Exercise:
Print verbatim the lines of the entries from the one containing "Reverse-engineer this chart into JSON." to the last, inclusive, and no others.

Records
────────────────────────────────────────

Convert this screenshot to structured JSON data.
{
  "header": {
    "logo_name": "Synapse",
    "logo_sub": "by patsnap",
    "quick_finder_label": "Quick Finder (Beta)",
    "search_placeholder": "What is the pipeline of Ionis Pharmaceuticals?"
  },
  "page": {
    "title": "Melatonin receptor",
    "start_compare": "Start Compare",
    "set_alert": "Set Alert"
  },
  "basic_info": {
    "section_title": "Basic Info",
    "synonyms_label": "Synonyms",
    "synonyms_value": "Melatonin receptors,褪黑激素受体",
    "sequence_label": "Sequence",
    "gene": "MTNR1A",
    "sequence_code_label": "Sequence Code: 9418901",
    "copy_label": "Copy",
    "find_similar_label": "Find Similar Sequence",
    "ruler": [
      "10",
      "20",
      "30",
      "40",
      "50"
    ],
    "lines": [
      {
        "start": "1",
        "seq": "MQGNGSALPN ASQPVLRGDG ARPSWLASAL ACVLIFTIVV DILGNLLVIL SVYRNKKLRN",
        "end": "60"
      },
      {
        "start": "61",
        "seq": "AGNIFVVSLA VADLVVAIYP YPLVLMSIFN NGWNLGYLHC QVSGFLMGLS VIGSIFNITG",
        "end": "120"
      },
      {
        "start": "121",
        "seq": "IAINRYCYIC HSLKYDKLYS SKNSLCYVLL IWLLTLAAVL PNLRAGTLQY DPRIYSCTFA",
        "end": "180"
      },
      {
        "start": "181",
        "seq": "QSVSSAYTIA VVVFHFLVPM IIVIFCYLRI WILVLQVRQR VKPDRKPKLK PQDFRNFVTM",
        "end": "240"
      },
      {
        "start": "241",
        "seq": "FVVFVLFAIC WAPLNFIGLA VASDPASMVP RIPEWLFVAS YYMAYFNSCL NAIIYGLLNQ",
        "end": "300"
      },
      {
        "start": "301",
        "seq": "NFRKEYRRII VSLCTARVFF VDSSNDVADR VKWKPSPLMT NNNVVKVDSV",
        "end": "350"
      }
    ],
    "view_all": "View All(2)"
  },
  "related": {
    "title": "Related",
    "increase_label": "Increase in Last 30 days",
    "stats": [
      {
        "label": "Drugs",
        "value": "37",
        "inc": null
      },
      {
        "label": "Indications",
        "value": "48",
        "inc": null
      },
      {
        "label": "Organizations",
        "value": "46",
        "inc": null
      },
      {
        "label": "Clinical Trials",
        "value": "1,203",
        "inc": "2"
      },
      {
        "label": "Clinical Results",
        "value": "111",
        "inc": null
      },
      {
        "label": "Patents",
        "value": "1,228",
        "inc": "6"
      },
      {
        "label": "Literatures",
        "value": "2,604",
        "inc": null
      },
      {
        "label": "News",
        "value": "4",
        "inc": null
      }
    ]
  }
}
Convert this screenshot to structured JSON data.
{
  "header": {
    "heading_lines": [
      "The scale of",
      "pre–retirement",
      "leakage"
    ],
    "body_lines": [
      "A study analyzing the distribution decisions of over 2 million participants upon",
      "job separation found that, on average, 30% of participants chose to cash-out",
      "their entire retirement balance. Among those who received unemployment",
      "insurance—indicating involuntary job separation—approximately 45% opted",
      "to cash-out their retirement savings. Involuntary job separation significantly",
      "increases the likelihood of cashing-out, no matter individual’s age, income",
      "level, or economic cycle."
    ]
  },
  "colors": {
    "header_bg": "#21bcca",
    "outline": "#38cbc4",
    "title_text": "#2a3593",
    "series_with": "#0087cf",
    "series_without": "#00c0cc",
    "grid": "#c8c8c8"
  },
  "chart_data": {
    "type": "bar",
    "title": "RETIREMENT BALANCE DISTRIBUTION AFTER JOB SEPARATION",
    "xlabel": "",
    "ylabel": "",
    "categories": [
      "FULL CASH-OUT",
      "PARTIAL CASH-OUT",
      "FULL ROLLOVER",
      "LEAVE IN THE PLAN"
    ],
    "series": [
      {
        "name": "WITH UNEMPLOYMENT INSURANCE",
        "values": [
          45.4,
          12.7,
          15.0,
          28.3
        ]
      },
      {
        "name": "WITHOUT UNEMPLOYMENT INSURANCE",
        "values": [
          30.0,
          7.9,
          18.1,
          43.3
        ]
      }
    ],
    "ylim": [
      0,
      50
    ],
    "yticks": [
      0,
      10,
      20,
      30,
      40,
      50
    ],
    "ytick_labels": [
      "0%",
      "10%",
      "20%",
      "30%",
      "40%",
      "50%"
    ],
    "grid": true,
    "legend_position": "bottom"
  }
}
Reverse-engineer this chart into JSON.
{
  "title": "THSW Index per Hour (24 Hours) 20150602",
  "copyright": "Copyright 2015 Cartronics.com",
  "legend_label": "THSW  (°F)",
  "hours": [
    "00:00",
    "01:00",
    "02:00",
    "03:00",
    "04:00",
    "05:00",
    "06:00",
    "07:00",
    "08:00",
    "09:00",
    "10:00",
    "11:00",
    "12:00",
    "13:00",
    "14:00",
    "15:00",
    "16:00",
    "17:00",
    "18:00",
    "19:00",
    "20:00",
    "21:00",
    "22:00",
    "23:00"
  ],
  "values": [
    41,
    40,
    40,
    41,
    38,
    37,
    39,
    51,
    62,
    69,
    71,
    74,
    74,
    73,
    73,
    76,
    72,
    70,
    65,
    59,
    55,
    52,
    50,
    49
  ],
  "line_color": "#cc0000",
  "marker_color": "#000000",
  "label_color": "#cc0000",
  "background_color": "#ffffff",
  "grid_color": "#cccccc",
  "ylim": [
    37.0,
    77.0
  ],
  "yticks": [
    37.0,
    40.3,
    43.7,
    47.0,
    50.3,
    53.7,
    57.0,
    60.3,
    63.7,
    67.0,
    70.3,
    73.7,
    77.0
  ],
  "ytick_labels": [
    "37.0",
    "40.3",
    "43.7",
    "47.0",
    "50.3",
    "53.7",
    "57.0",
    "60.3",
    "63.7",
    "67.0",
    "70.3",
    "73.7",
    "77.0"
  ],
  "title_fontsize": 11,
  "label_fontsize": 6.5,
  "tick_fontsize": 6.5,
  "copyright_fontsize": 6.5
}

────────────────────────────────────────

Output for this exercise:
Reverse-engineer this chart into JSON.
{
  "title": "THSW Index per Hour (24 Hours) 20150602",
  "copyright": "Copyright 2015 Cartronics.com",
  "legend_label": "THSW  (°F)",
  "hours": [
    "00:00",
    "01:00",
    "02:00",
    "03:00",
    "04:00",
    "05:00",
    "06:00",
    "07:00",
    "08:00",
    "09:00",
    "10:00",
    "11:00",
    "12:00",
    "13:00",
    "14:00",
    "15:00",
    "16:00",
    "17:00",
    "18:00",
    "19:00",
    "20:00",
    "21:00",
    "22:00",
    "23:00"
  ],
  "values": [
    41,
    40,
    40,
    41,
    38,
    37,
    39,
    51,
    62,
    69,
    71,
    74,
    74,
    73,
    73,
    76,
    72,
    70,
    65,
    59,
    55,
    52,
    50,
    49
  ],
  "line_color": "#cc0000",
  "marker_color": "#000000",
  "label_color": "#cc0000",
  "background_color": "#ffffff",
  "grid_color": "#cccccc",
  "ylim": [
    37.0,
    77.0
  ],
  "yticks": [
    37.0,
    40.3,
    43.7,
    47.0,
    50.3,
    53.7,
    57.0,
    60.3,
    63.7,
    67.0,
    70.3,
    73.7,
    77.0
  ],
  "ytick_labels": [
    "37.0",
    "40.3",
    "43.7",
    "47.0",
    "50.3",
    "53.7",
    "57.0",
    "60.3",
    "63.7",
    "67.0",
    "70.3",
    "73.7",
    "77.0"
  ],
  "title_fontsize": 11,
  "label_fontsize": 6.5,
  "tick_fontsize": 6.5,
  "copyright_fontsize": 6.5
}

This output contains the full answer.